# EXERCISE AIM:
Can you transcribe the data exactly? Leave the pictures out.

# DATASET RECORDS:
▼▼▼
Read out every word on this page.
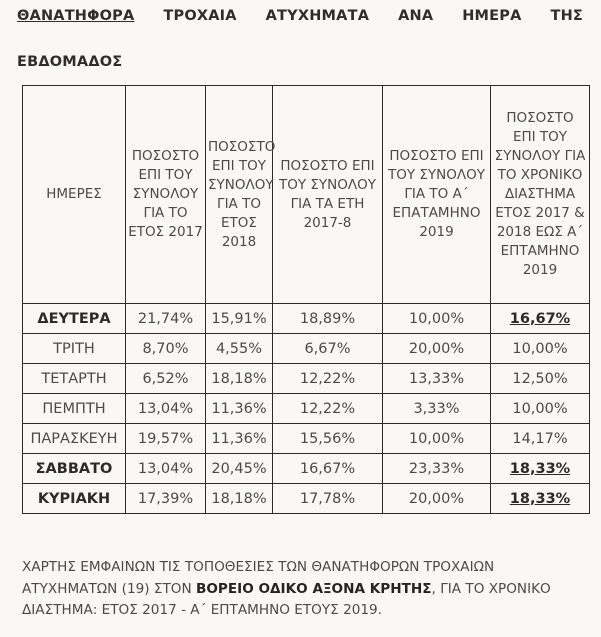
ΘΑΝΑΤΗΦΟΡΑ ΤΡΟΧΑΙΑ ΑΤΥΧΗΜΑΤΑ ΑΝΑ ΗΜΕΡΑ ΤΗΣ
ΕΒΔΟΜΑΔΟΣ
ΗΜΕΡΕΣ	ΠΟΣΟΣΤΟ ΕΠΙ ΤΟΥ ΣΥΝΟΛΟΥ ΓΙΑ ΤΟ ΕΤΟΣ 2017	ΠΟΣΟΣΤΟ ΕΠΙ ΤΟΥ ΣΥΝΟΛΟΥ ΓΙΑ ΤΟ ΕΤΟΣ 2018	ΠΟΣΟΣΤΟ ΕΠΙ ΤΟΥ ΣΥΝΟΛΟΥ ΓΙΑ ΤΑ ΕΤΗ 2017-8	ΠΟΣΟΣΤΟ ΕΠΙ ΤΟΥ ΣΥΝΟΛΟΥ ΓΙΑ ΤΟ Α΄ ΕΠΑΤΑΜΗΝΟ 2019	ΠΟΣΟΣΤΟ ΕΠΙ ΤΟΥ ΣΥΝΟΛΟΥ ΓΙΑ ΤΟ ΧΡΟΝΙΚΟ ΔΙΑΣΤΗΜΑ ΕΤΟΣ 2017 & 2018 ΕΩΣ Α΄ ΕΠΤΑΜΗΝΟ 2019

ΔΕΥΤΕΡΑ	21,74%	15,91%	18,89%	10,00%	16,67%
ΤΡΙΤΗ	8,70%	4,55%	6,67%	20,00%	10,00%
ΤΕΤΑΡΤΗ	6,52%	18,18%	12,22%	13,33%	12,50%
ΠΕΜΠΤΗ	13,04%	11,36%	12,22%	3,33%	10,00%
ΠΑΡΑΣΚΕΥΗ	19,57%	11,36%	15,56%	10,00%	14,17%
ΣΑΒΒΑΤΟ	13,04%	20,45%	16,67%	23,33%	18,33%
ΚΥΡΙΑΚΗ	17,39%	18,18%	17,78%	20,00%	18,33%
ΧΑΡΤΗΣ ΕΜΦΑΙΝΩΝ ΤΙΣ ΤΟΠΟΘΕΣΙΕΣ ΤΩΝ ΘΑΝΑΤΗΦΟΡΩΝ ΤΡΟΧΑΙΩΝ ΑΤΥΧΗΜΑΤΩΝ (19) ΣΤΟΝ ΒΟΡΕΙΟ ΟΔΙΚΟ ΑΞΟΝΑ ΚΡΗΤΗΣ, ΓΙΑ ΤΟ ΧΡΟΝΙΚΟ ΔΙΑΣΤΗΜΑ: ΕΤΟΣ 2017 - Α΄ ΕΠΤΑΜΗΝΟ ΕΤΟΥΣ 2019.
▲▲▲
# SOLUTION TO THE EXERCISE:
Read out every word on this page.
ΘΑΝΑΤΗΦΟΡΑ ΤΡΟΧΑΙΑ ΑΤΥΧΗΜΑΤΑ ΑΝΑ ΗΜΕΡΑ ΤΗΣ
ΕΒΔΟΜΑΔΟΣ
ΗΜΕΡΕΣ	ΠΟΣΟΣΤΟ ΕΠΙ ΤΟΥ ΣΥΝΟΛΟΥ ΓΙΑ ΤΟ ΕΤΟΣ 2017	ΠΟΣΟΣΤΟ ΕΠΙ ΤΟΥ ΣΥΝΟΛΟΥ ΓΙΑ ΤΟ ΕΤΟΣ 2018	ΠΟΣΟΣΤΟ ΕΠΙ ΤΟΥ ΣΥΝΟΛΟΥ ΓΙΑ ΤΑ ΕΤΗ 2017-8	ΠΟΣΟΣΤΟ ΕΠΙ ΤΟΥ ΣΥΝΟΛΟΥ ΓΙΑ ΤΟ Α΄ ΕΠΑΤΑΜΗΝΟ 2019	ΠΟΣΟΣΤΟ ΕΠΙ ΤΟΥ ΣΥΝΟΛΟΥ ΓΙΑ ΤΟ ΧΡΟΝΙΚΟ ΔΙΑΣΤΗΜΑ ΕΤΟΣ 2017 & 2018 ΕΩΣ Α΄ ΕΠΤΑΜΗΝΟ 2019

ΔΕΥΤΕΡΑ	21,74%	15,91%	18,89%	10,00%	16,67%
ΤΡΙΤΗ	8,70%	4,55%	6,67%	20,00%	10,00%
ΤΕΤΑΡΤΗ	6,52%	18,18%	12,22%	13,33%	12,50%
ΠΕΜΠΤΗ	13,04%	11,36%	12,22%	3,33%	10,00%
ΠΑΡΑΣΚΕΥΗ	19,57%	11,36%	15,56%	10,00%	14,17%
ΣΑΒΒΑΤΟ	13,04%	20,45%	16,67%	23,33%	18,33%
ΚΥΡΙΑΚΗ	17,39%	18,18%	17,78%	20,00%	18,33%
ΧΑΡΤΗΣ ΕΜΦΑΙΝΩΝ ΤΙΣ ΤΟΠΟΘΕΣΙΕΣ ΤΩΝ ΘΑΝΑΤΗΦΟΡΩΝ ΤΡΟΧΑΙΩΝ ΑΤΥΧΗΜΑΤΩΝ (19) ΣΤΟΝ ΒΟΡΕΙΟ ΟΔΙΚΟ ΑΞΟΝΑ ΚΡΗΤΗΣ, ΓΙΑ ΤΟ ΧΡΟΝΙΚΟ ΔΙΑΣΤΗΜΑ: ΕΤΟΣ 2017 - Α΄ ΕΠΤΑΜΗΝΟ ΕΤΟΥΣ 2019.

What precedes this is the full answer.